**What you are asked to do**
Make an exact copy of the records, dropping all pictures.

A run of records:
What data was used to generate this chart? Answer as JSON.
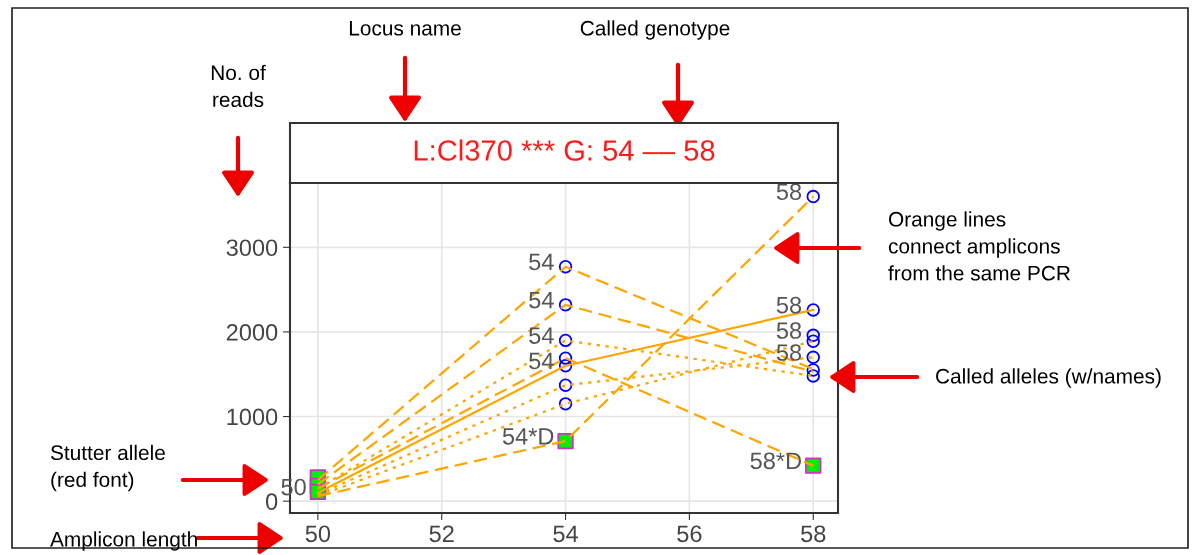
{
  "chart_data": {
    "type": "line",
    "title": "L:Cl370 *** G: 54 –– 58",
    "annotations": [
      "No. of\nreads",
      "Locus name",
      "Called genotype",
      "Orange lines\nconnect amplicons\nfrom the same PCR",
      "Called alleles (w/names)",
      "Stutter allele\n(red font)",
      "Amplicon length",
      {
        "text": "54",
        "x": 54,
        "y": 2770
      },
      {
        "text": "54",
        "x": 54,
        "y": 2320
      },
      {
        "text": "54",
        "x": 54,
        "y": 1900
      },
      {
        "text": "54",
        "x": 54,
        "y": 1600
      },
      {
        "text": "58",
        "x": 58,
        "y": 3600
      },
      {
        "text": "58",
        "x": 58,
        "y": 2260
      },
      {
        "text": "58",
        "x": 58,
        "y": 1960
      },
      {
        "text": "58",
        "x": 58,
        "y": 1700
      },
      {
        "text": "50",
        "x": 50,
        "y": 110
      },
      {
        "text": "54*D",
        "x": 54,
        "y": 710
      },
      {
        "text": "58*D",
        "x": 58,
        "y": 420
      }
    ],
    "series": [
      {
        "type": "line",
        "color": "#ffa500",
        "line_style": "dashed",
        "x": [
          50,
          54,
          58
        ],
        "values": [
          250,
          2770,
          1560
        ]
      },
      {
        "type": "line",
        "color": "#ffa500",
        "line_style": "dashed",
        "x": [
          50,
          54,
          58
        ],
        "values": [
          200,
          2320,
          1530
        ]
      },
      {
        "type": "line",
        "color": "#ffa500",
        "line_style": "dotted",
        "x": [
          50,
          54,
          58
        ],
        "values": [
          150,
          1900,
          1480
        ]
      },
      {
        "type": "line",
        "color": "#ffa500",
        "line_style": "solid",
        "x": [
          50,
          54,
          58
        ],
        "values": [
          100,
          1600,
          2260
        ]
      },
      {
        "type": "line",
        "color": "#ffa500",
        "line_style": "dashed",
        "x": [
          50,
          54,
          58
        ],
        "values": [
          150,
          1690,
          420
        ]
      },
      {
        "type": "line",
        "color": "#ffa500",
        "line_style": "dotted",
        "x": [
          50,
          54,
          58
        ],
        "values": [
          80,
          1370,
          1700
        ]
      },
      {
        "type": "line",
        "color": "#ffa500",
        "line_style": "dotted",
        "x": [
          50,
          54,
          58
        ],
        "values": [
          60,
          1150,
          1890
        ]
      },
      {
        "type": "line",
        "color": "#ffa500",
        "line_style": "dashed",
        "x": [
          50,
          54,
          58
        ],
        "values": [
          60,
          710,
          3600
        ]
      },
      {
        "type": "scatter",
        "marker": "circle",
        "color": "#0000ff",
        "x": [
          54,
          54,
          54,
          54,
          54,
          54,
          54,
          58,
          58,
          58,
          58,
          58,
          58,
          58
        ],
        "values": [
          2770,
          2320,
          1900,
          1690,
          1600,
          1370,
          1150,
          3600,
          2260,
          1960,
          1890,
          1700,
          1550,
          1480
        ]
      },
      {
        "type": "scatter",
        "marker": "square",
        "color": "#00ee00",
        "x": [
          50,
          50,
          50,
          54,
          58
        ],
        "values": [
          280,
          180,
          110,
          710,
          420
        ]
      }
    ],
    "xlim": [
      49.55,
      58.4
    ],
    "ylim": [
      -140,
      3760
    ],
    "xticks": [
      50,
      52,
      54,
      56,
      58
    ],
    "yticks": [
      0,
      1000,
      2000,
      3000
    ],
    "grid": true,
    "legend": false
  }
}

**Exercise response**
What data was used to generate this chart? Answer as JSON.
{
  "chart_data": {
    "type": "line",
    "title": "L:Cl370 *** G: 54 –– 58",
    "annotations": [
      "No. of\nreads",
      "Locus name",
      "Called genotype",
      "Orange lines\nconnect amplicons\nfrom the same PCR",
      "Called alleles (w/names)",
      "Stutter allele\n(red font)",
      "Amplicon length",
      {
        "text": "54",
        "x": 54,
        "y": 2770
      },
      {
        "text": "54",
        "x": 54,
        "y": 2320
      },
      {
        "text": "54",
        "x": 54,
        "y": 1900
      },
      {
        "text": "54",
        "x": 54,
        "y": 1600
      },
      {
        "text": "58",
        "x": 58,
        "y": 3600
      },
      {
        "text": "58",
        "x": 58,
        "y": 2260
      },
      {
        "text": "58",
        "x": 58,
        "y": 1960
      },
      {
        "text": "58",
        "x": 58,
        "y": 1700
      },
      {
        "text": "50",
        "x": 50,
        "y": 110
      },
      {
        "text": "54*D",
        "x": 54,
        "y": 710
      },
      {
        "text": "58*D",
        "x": 58,
        "y": 420
      }
    ],
    "series": [
      {
        "type": "line",
        "color": "#ffa500",
        "line_style": "dashed",
        "x": [
          50,
          54,
          58
        ],
        "values": [
          250,
          2770,
          1560
        ]
      },
      {
        "type": "line",
        "color": "#ffa500",
        "line_style": "dashed",
        "x": [
          50,
          54,
          58
        ],
        "values": [
          200,
          2320,
          1530
        ]
      },
      {
        "type": "line",
        "color": "#ffa500",
        "line_style": "dotted",
        "x": [
          50,
          54,
          58
        ],
        "values": [
          150,
          1900,
          1480
        ]
      },
      {
        "type": "line",
        "color": "#ffa500",
        "line_style": "solid",
        "x": [
          50,
          54,
          58
        ],
        "values": [
          100,
          1600,
          2260
        ]
      },
      {
        "type": "line",
        "color": "#ffa500",
        "line_style": "dashed",
        "x": [
          50,
          54,
          58
        ],
        "values": [
          150,
          1690,
          420
        ]
      },
      {
        "type": "line",
        "color": "#ffa500",
        "line_style": "dotted",
        "x": [
          50,
          54,
          58
        ],
        "values": [
          80,
          1370,
          1700
        ]
      },
      {
        "type": "line",
        "color": "#ffa500",
        "line_style": "dotted",
        "x": [
          50,
          54,
          58
        ],
        "values": [
          60,
          1150,
          1890
        ]
      },
      {
        "type": "line",
        "color": "#ffa500",
        "line_style": "dashed",
        "x": [
          50,
          54,
          58
        ],
        "values": [
          60,
          710,
          3600
        ]
      },
      {
        "type": "scatter",
        "marker": "circle",
        "color": "#0000ff",
        "x": [
          54,
          54,
          54,
          54,
          54,
          54,
          54,
          58,
          58,
          58,
          58,
          58,
          58,
          58
        ],
        "values": [
          2770,
          2320,
          1900,
          1690,
          1600,
          1370,
          1150,
          3600,
          2260,
          1960,
          1890,
          1700,
          1550,
          1480
        ]
      },
      {
        "type": "scatter",
        "marker": "square",
        "color": "#00ee00",
        "x": [
          50,
          50,
          50,
          54,
          58
        ],
        "values": [
          280,
          180,
          110,
          710,
          420
        ]
      }
    ],
    "xlim": [
      49.55,
      58.4
    ],
    "ylim": [
      -140,
      3760
    ],
    "xticks": [
      50,
      52,
      54,
      56,
      58
    ],
    "yticks": [
      0,
      1000,
      2000,
      3000
    ],
    "grid": true,
    "legend": false
  }
}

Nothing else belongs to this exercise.